(Excerpts from a figure dataset)
-- BEGIN --

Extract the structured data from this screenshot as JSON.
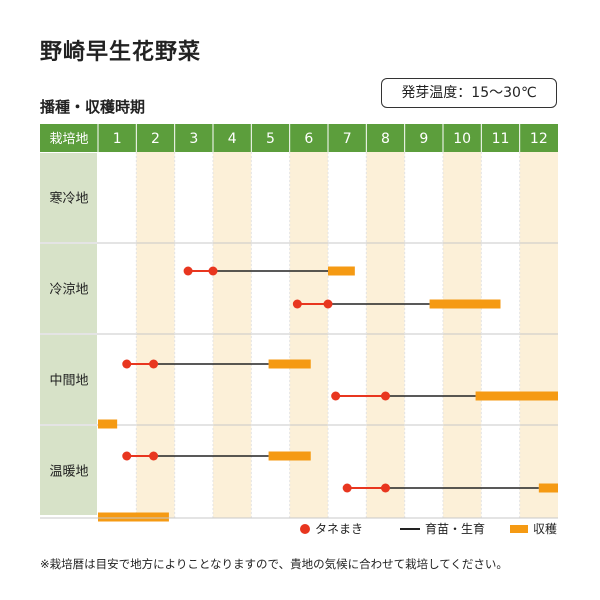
{
  "title": "野崎早生花野菜",
  "subtitle": "播種・収穫時期",
  "germination_temp": "発芽温度：15～30℃",
  "legend": {
    "sowing": "タネまき",
    "growing": "育苗・生育",
    "harvest": "収穫"
  },
  "note": "※栽培暦は目安で地方によりことなりますので、貴地の気候に合わせて栽培してください。",
  "colors": {
    "header_green": "#5c9e3c",
    "region_cell": "#d7e2c8",
    "even_month_band": "#fcf0d8",
    "sowing": "#e8361f",
    "harvest": "#f59a13",
    "growing": "#222222",
    "grid": "#c8c8c8"
  },
  "chart_data": {
    "type": "gantt",
    "header_label": "栽培地",
    "months": [
      "1",
      "2",
      "3",
      "4",
      "5",
      "6",
      "7",
      "8",
      "9",
      "10",
      "11",
      "12"
    ],
    "regions": [
      {
        "name": "寒冷地",
        "rows": []
      },
      {
        "name": "冷涼地",
        "rows": [
          {
            "sowing": [
              3.35,
              4.0
            ],
            "harvest": [
              7.0,
              7.7
            ]
          },
          {
            "sowing": [
              6.2,
              7.0
            ],
            "harvest": [
              9.65,
              11.5
            ]
          }
        ]
      },
      {
        "name": "中間地",
        "rows": [
          {
            "sowing": [
              1.75,
              2.45
            ],
            "harvest": [
              5.45,
              6.55
            ]
          },
          {
            "sowing": [
              7.2,
              8.5
            ],
            "harvest": [
              10.85,
              13.0
            ],
            "harvest_carryover": [
              1.0,
              1.5
            ]
          }
        ]
      },
      {
        "name": "温暖地",
        "rows": [
          {
            "sowing": [
              1.75,
              2.45
            ],
            "harvest": [
              5.45,
              6.55
            ]
          },
          {
            "sowing": [
              7.5,
              8.5
            ],
            "harvest": [
              12.5,
              13.0
            ],
            "harvest_carryover": [
              1.0,
              2.85
            ]
          }
        ]
      }
    ]
  }
}
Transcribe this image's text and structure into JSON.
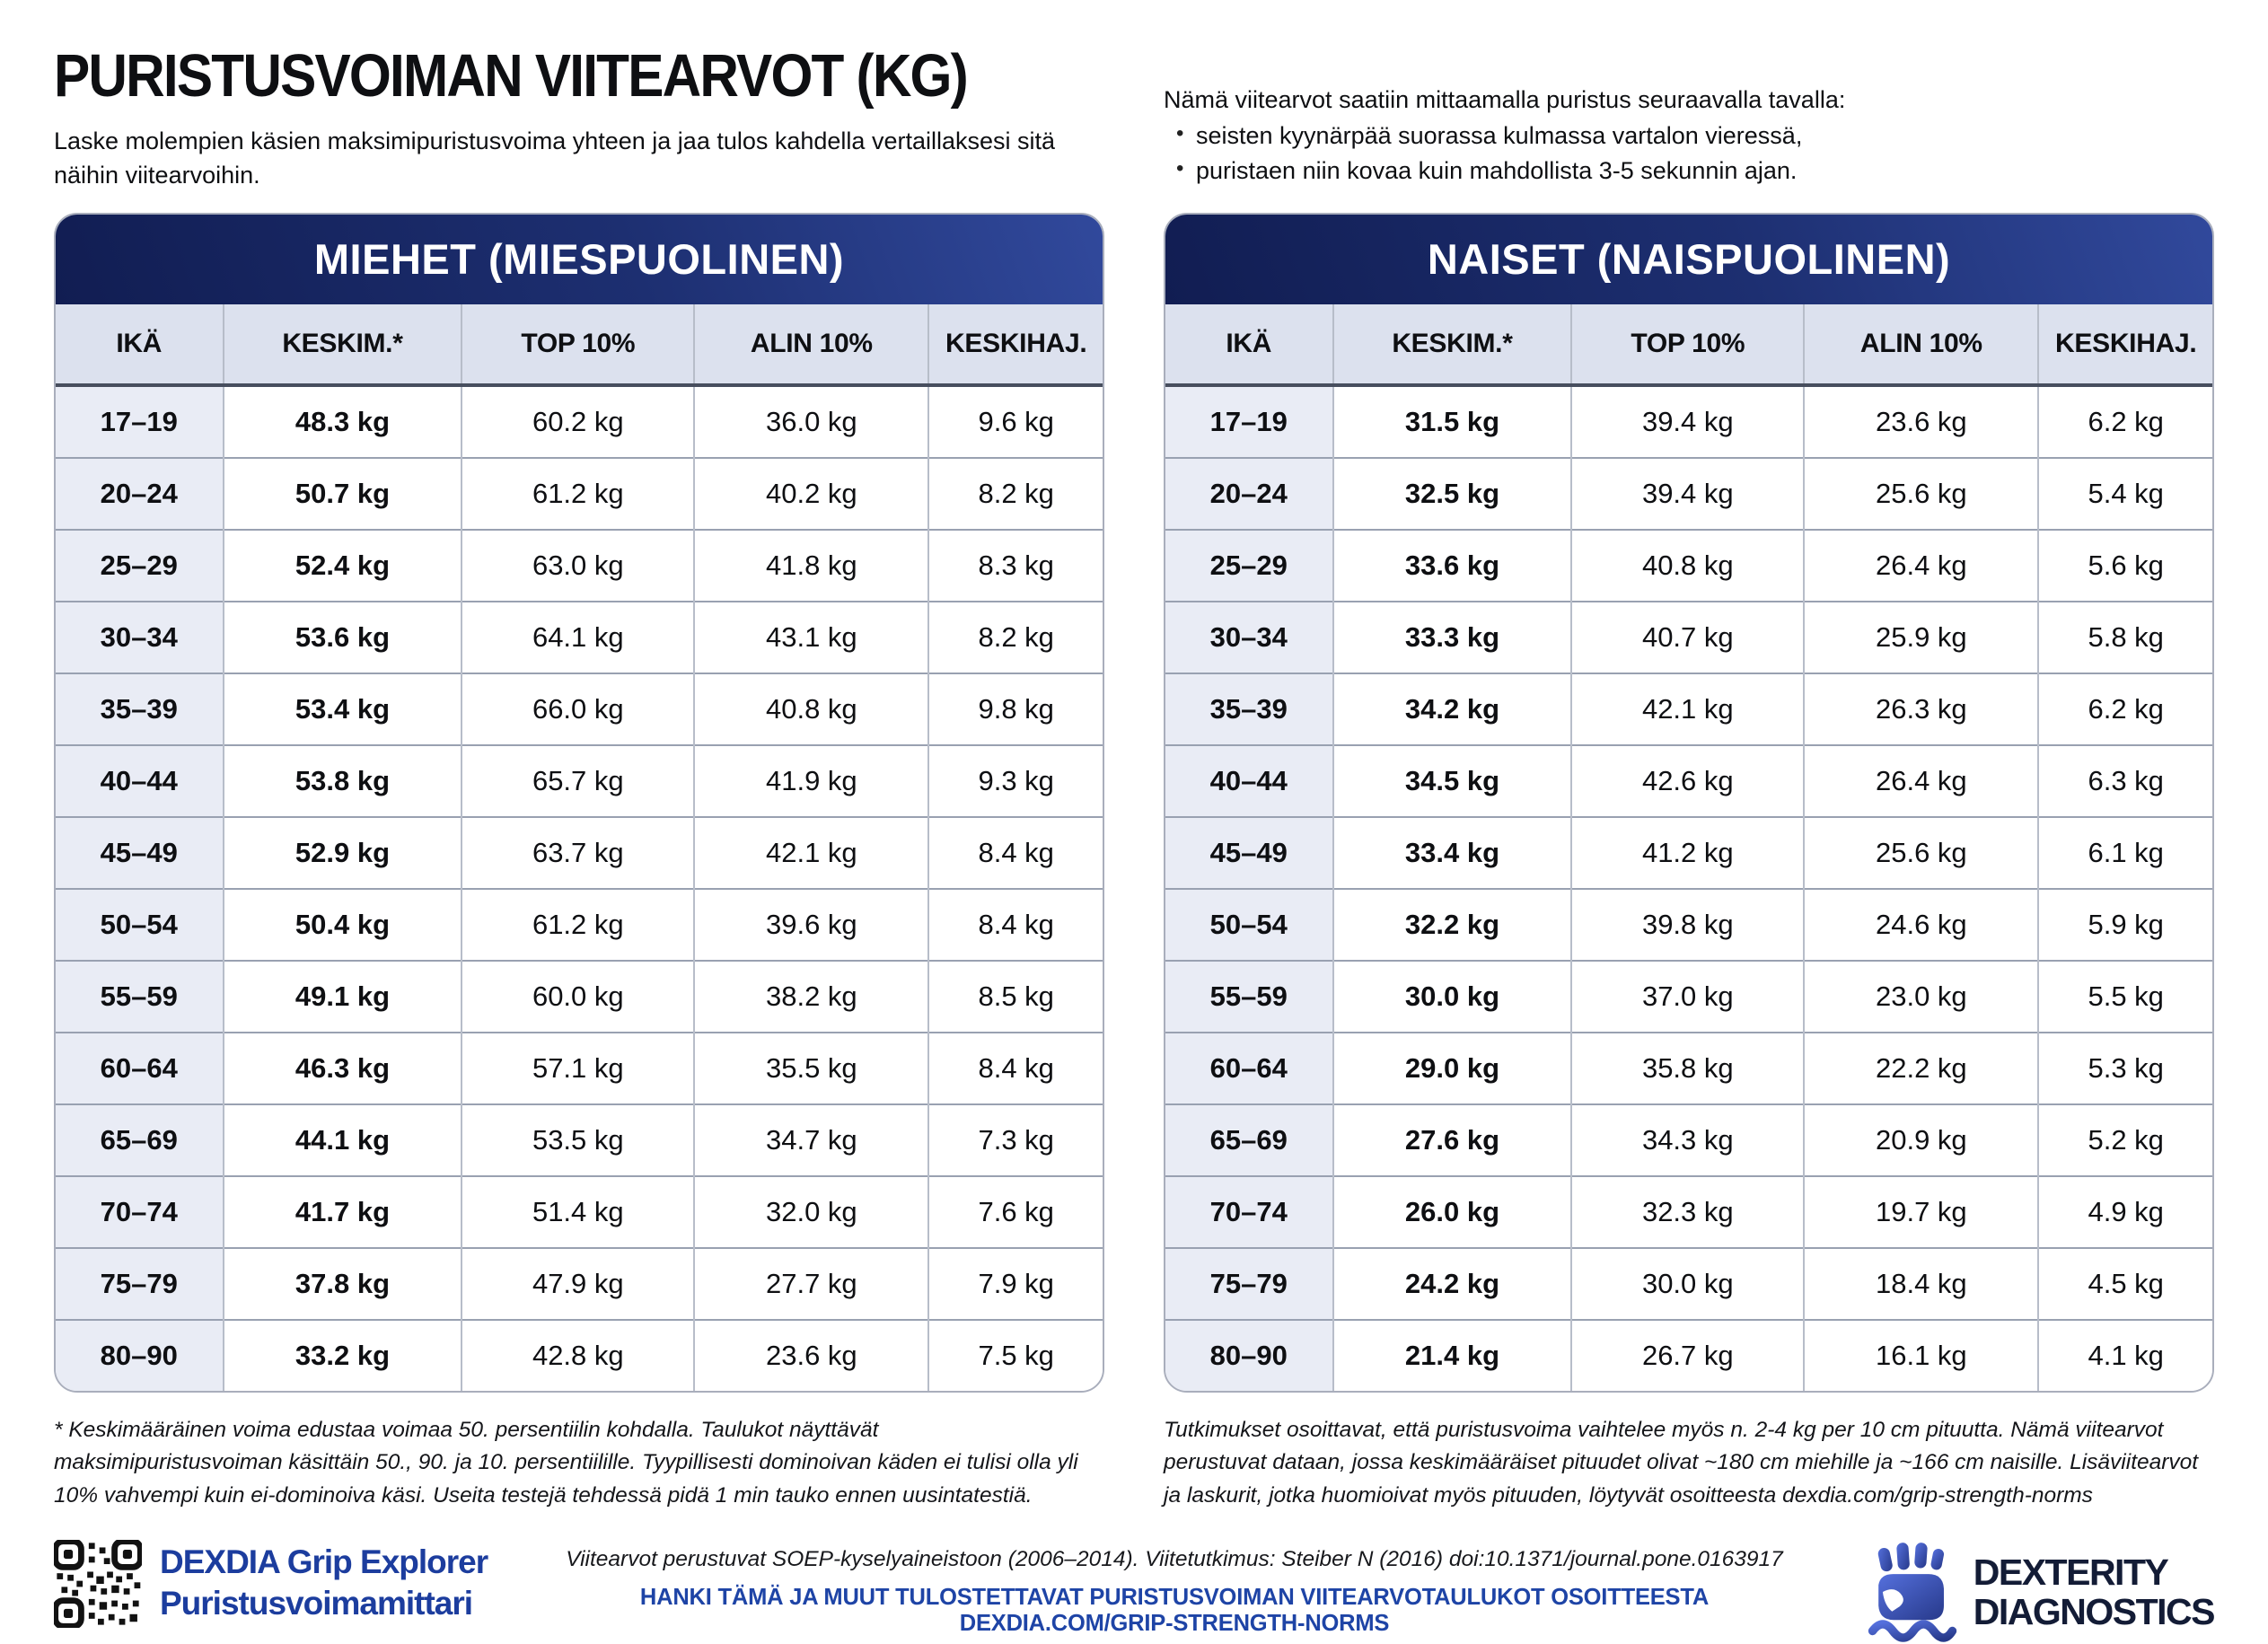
{
  "page": {
    "title": "PURISTUSVOIMAN VIITEARVOT (KG)",
    "subtitle": "Laske molempien käsien maksimipuristusvoima yhteen ja jaa tulos kahdella vertaillaksesi sitä näihin viitearvoihin."
  },
  "method": {
    "intro": "Nämä viitearvot saatiin mittaamalla puristus seuraavalla tavalla:",
    "bullets": [
      "seisten kyynärpää suorassa kulmassa vartalon vieressä,",
      "puristaen niin kovaa kuin mahdollista 3-5 sekunnin ajan."
    ]
  },
  "tables": [
    {
      "id": "men",
      "title": "MIEHET (MIESPUOLINEN)",
      "columns": [
        "IKÄ",
        "KESKIM.*",
        "TOP 10%",
        "ALIN 10%",
        "KESKIHAJ."
      ],
      "rows": [
        [
          "17–19",
          "48.3 kg",
          "60.2 kg",
          "36.0 kg",
          "9.6 kg"
        ],
        [
          "20–24",
          "50.7 kg",
          "61.2 kg",
          "40.2 kg",
          "8.2 kg"
        ],
        [
          "25–29",
          "52.4 kg",
          "63.0 kg",
          "41.8 kg",
          "8.3 kg"
        ],
        [
          "30–34",
          "53.6 kg",
          "64.1 kg",
          "43.1 kg",
          "8.2 kg"
        ],
        [
          "35–39",
          "53.4 kg",
          "66.0 kg",
          "40.8 kg",
          "9.8 kg"
        ],
        [
          "40–44",
          "53.8 kg",
          "65.7 kg",
          "41.9 kg",
          "9.3 kg"
        ],
        [
          "45–49",
          "52.9 kg",
          "63.7 kg",
          "42.1 kg",
          "8.4 kg"
        ],
        [
          "50–54",
          "50.4 kg",
          "61.2 kg",
          "39.6 kg",
          "8.4 kg"
        ],
        [
          "55–59",
          "49.1 kg",
          "60.0 kg",
          "38.2 kg",
          "8.5 kg"
        ],
        [
          "60–64",
          "46.3 kg",
          "57.1 kg",
          "35.5 kg",
          "8.4 kg"
        ],
        [
          "65–69",
          "44.1 kg",
          "53.5 kg",
          "34.7 kg",
          "7.3 kg"
        ],
        [
          "70–74",
          "41.7 kg",
          "51.4 kg",
          "32.0 kg",
          "7.6 kg"
        ],
        [
          "75–79",
          "37.8 kg",
          "47.9 kg",
          "27.7 kg",
          "7.9 kg"
        ],
        [
          "80–90",
          "33.2 kg",
          "42.8 kg",
          "23.6 kg",
          "7.5 kg"
        ]
      ],
      "footnote": "* Keskimääräinen voima edustaa voimaa 50. persentiilin kohdalla. Taulukot näyttävät maksimipuristusvoiman käsittäin 50., 90. ja 10. persentiilille. Tyypillisesti dominoivan käden ei tulisi olla yli 10% vahvempi kuin ei-dominoiva käsi. Useita testejä tehdessä pidä 1 min tauko ennen uusintatestiä."
    },
    {
      "id": "women",
      "title": "NAISET (NAISPUOLINEN)",
      "columns": [
        "IKÄ",
        "KESKIM.*",
        "TOP 10%",
        "ALIN 10%",
        "KESKIHAJ."
      ],
      "rows": [
        [
          "17–19",
          "31.5 kg",
          "39.4 kg",
          "23.6 kg",
          "6.2 kg"
        ],
        [
          "20–24",
          "32.5 kg",
          "39.4 kg",
          "25.6 kg",
          "5.4 kg"
        ],
        [
          "25–29",
          "33.6 kg",
          "40.8 kg",
          "26.4 kg",
          "5.6 kg"
        ],
        [
          "30–34",
          "33.3 kg",
          "40.7 kg",
          "25.9 kg",
          "5.8 kg"
        ],
        [
          "35–39",
          "34.2 kg",
          "42.1 kg",
          "26.3 kg",
          "6.2 kg"
        ],
        [
          "40–44",
          "34.5 kg",
          "42.6 kg",
          "26.4 kg",
          "6.3 kg"
        ],
        [
          "45–49",
          "33.4 kg",
          "41.2 kg",
          "25.6 kg",
          "6.1 kg"
        ],
        [
          "50–54",
          "32.2 kg",
          "39.8 kg",
          "24.6 kg",
          "5.9 kg"
        ],
        [
          "55–59",
          "30.0 kg",
          "37.0 kg",
          "23.0 kg",
          "5.5 kg"
        ],
        [
          "60–64",
          "29.0 kg",
          "35.8 kg",
          "22.2 kg",
          "5.3 kg"
        ],
        [
          "65–69",
          "27.6 kg",
          "34.3 kg",
          "20.9 kg",
          "5.2 kg"
        ],
        [
          "70–74",
          "26.0 kg",
          "32.3 kg",
          "19.7 kg",
          "4.9 kg"
        ],
        [
          "75–79",
          "24.2 kg",
          "30.0 kg",
          "18.4 kg",
          "4.5 kg"
        ],
        [
          "80–90",
          "21.4 kg",
          "26.7 kg",
          "16.1 kg",
          "4.1 kg"
        ]
      ],
      "footnote": "Tutkimukset osoittavat, että puristusvoima vaihtelee myös n. 2-4 kg per 10 cm pituutta. Nämä viitearvot perustuvat dataan, jossa keskimääräiset pituudet olivat ~180 cm miehille ja ~166 cm naisille. Lisäviitearvot ja laskurit, jotka huomioivat myös pituuden, löytyvät osoitteesta dexdia.com/grip-strength-norms"
    }
  ],
  "footer": {
    "brand_line1": "DEXDIA Grip Explorer",
    "brand_line2": "Puristusvoimamittari",
    "source_line": "Viitearvot perustuvat SOEP-kyselyaineistoon (2006–2014). Viitetutkimus: Steiber N (2016) doi:10.1371/journal.pone.0163917",
    "cta_line": "HANKI TÄMÄ JA MUUT TULOSTETTAVAT PURISTUSVOIMAN VIITEARVOTAULUKOT OSOITTEESTA DEXDIA.COM/GRIP-STRENGTH-NORMS",
    "logo_line1": "DEXTERITY",
    "logo_line2": "DIAGNOSTICS"
  },
  "icons": {
    "footer_left": "qr-code-icon",
    "footer_right": "grip-fist-icon"
  },
  "colors": {
    "band_dark": "#111d52",
    "band_light": "#31499c",
    "column_header_bg": "#dce1ee",
    "age_column_bg": "#e9ecf5",
    "brand_blue": "#1c3d9e",
    "cta_blue": "#1e44a6",
    "logo_navy": "#131c36"
  }
}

-- END --

Go through the records line by line and count those containing the string "perustuvat". Give only the total.

2